[Begin]

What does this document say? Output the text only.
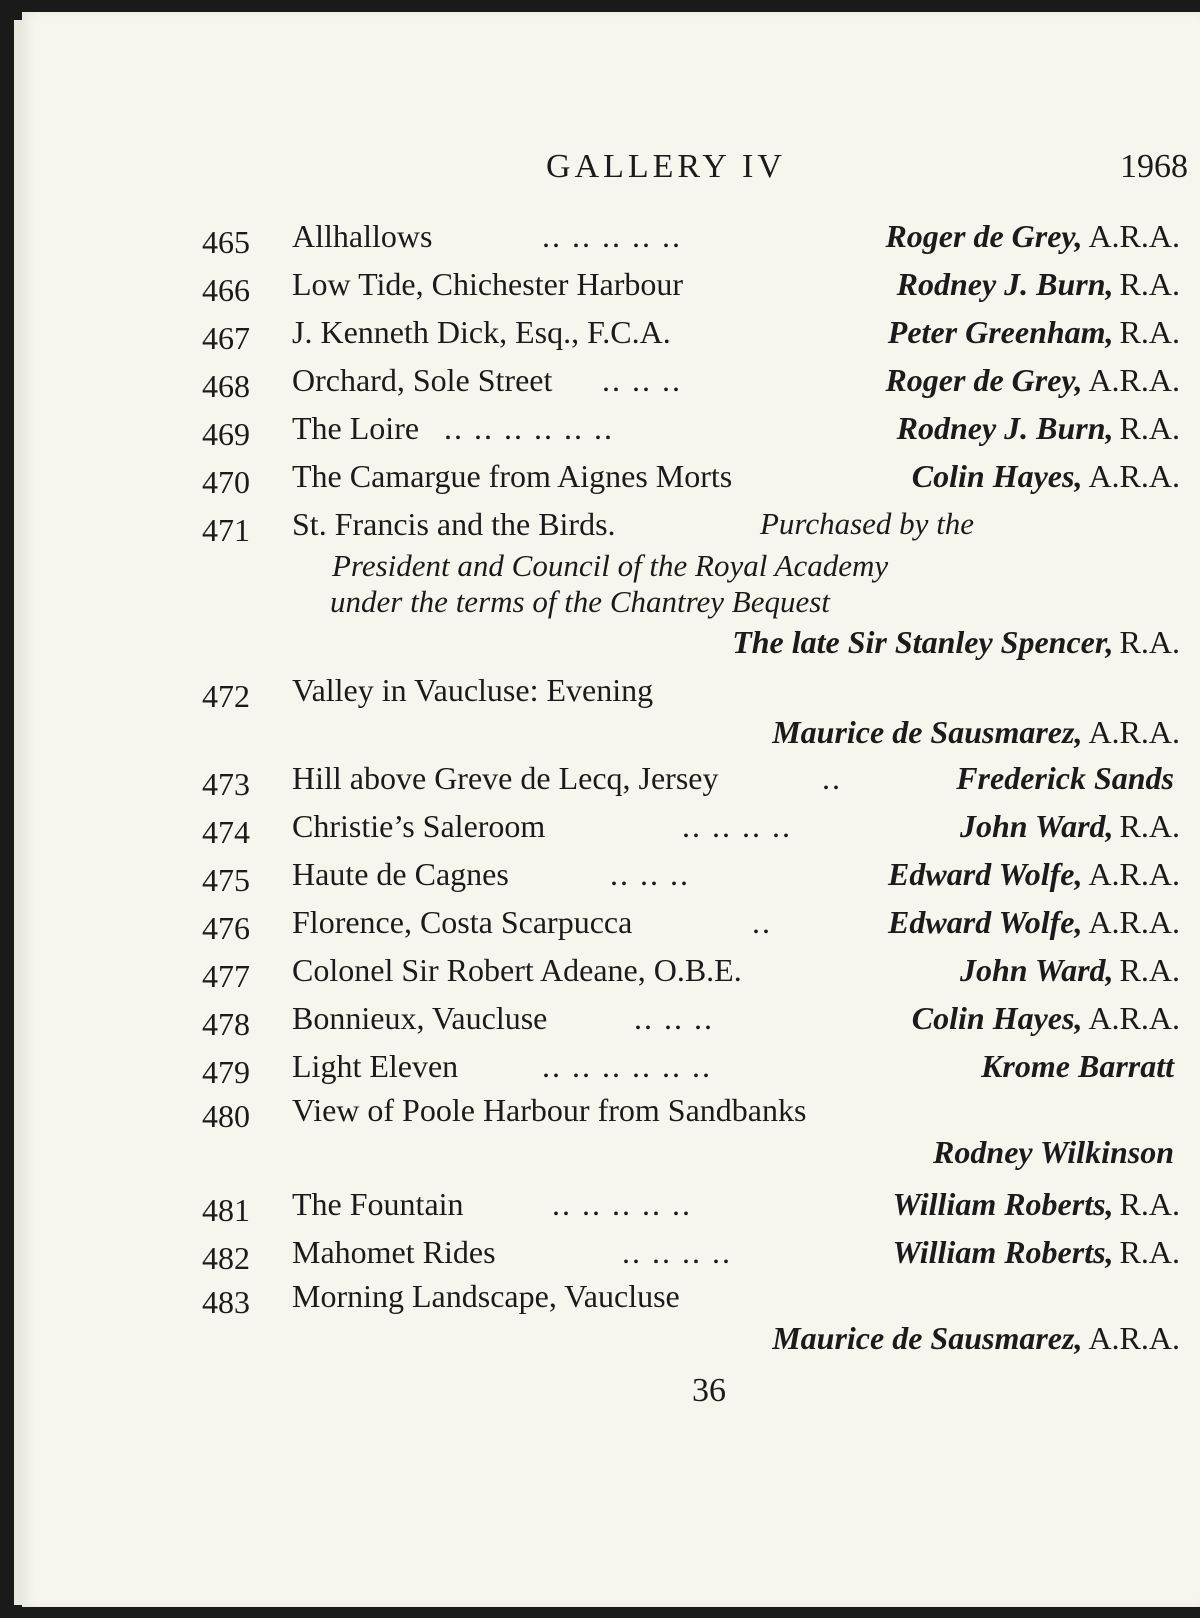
GALLERY IV	1968
465	Allhallows	.. .. .. .. ..	Roger de Grey, A.R.A.
466	Low Tide, Chichester Harbour	Rodney J. Burn, R.A.
467	J. Kenneth Dick, Esq., F.C.A.	Peter Greenham, R.A.
468	Orchard, Sole Street .. .. ..	Roger de Grey, A.R.A.
469	The Loire .. .. .. .. .. ..	Rodney J. Burn, R.A.
470	The Camargue from Aignes Morts	Colin Hayes, A.R.A.
471	St. Francis and the Birds.	Purchased by the
President and Council of the Royal Academy
under the terms of the Chantrey Bequest
The late Sir Stanley Spencer, R.A.
472	Valley in Vaucluse: Evening
Maurice de Sausmarez, A.R.A.
473	Hill above Greve de Lecq, Jersey	..	Frederick Sands
474	Christie’s Saleroom	.. .. .. ..	John Ward, R.A.
475	Haute de Cagnes	.. .. ..	Edward Wolfe, A.R.A.
476	Florence, Costa Scarpucca	..	Edward Wolfe, A.R.A.
477	Colonel Sir Robert Adeane, O.B.E.	John Ward, R.A.
478	Bonnieux, Vaucluse	.. .. ..	Colin Hayes, A.R.A.
479	Light Eleven	.. .. .. .. .. ..	Krome Barratt
480	View of Poole Harbour from Sandbanks
Rodney Wilkinson
481	The Fountain	.. .. .. .. ..	William Roberts, R.A.
482	Mahomet Rides	.. .. .. ..	William Roberts, R.A.
483	Morning Landscape, Vaucluse
Maurice de Sausmarez, A.R.A.
36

[End]

Give the number of lines above that hold the word "William", and nothing more.

**THE ANSWER:**
2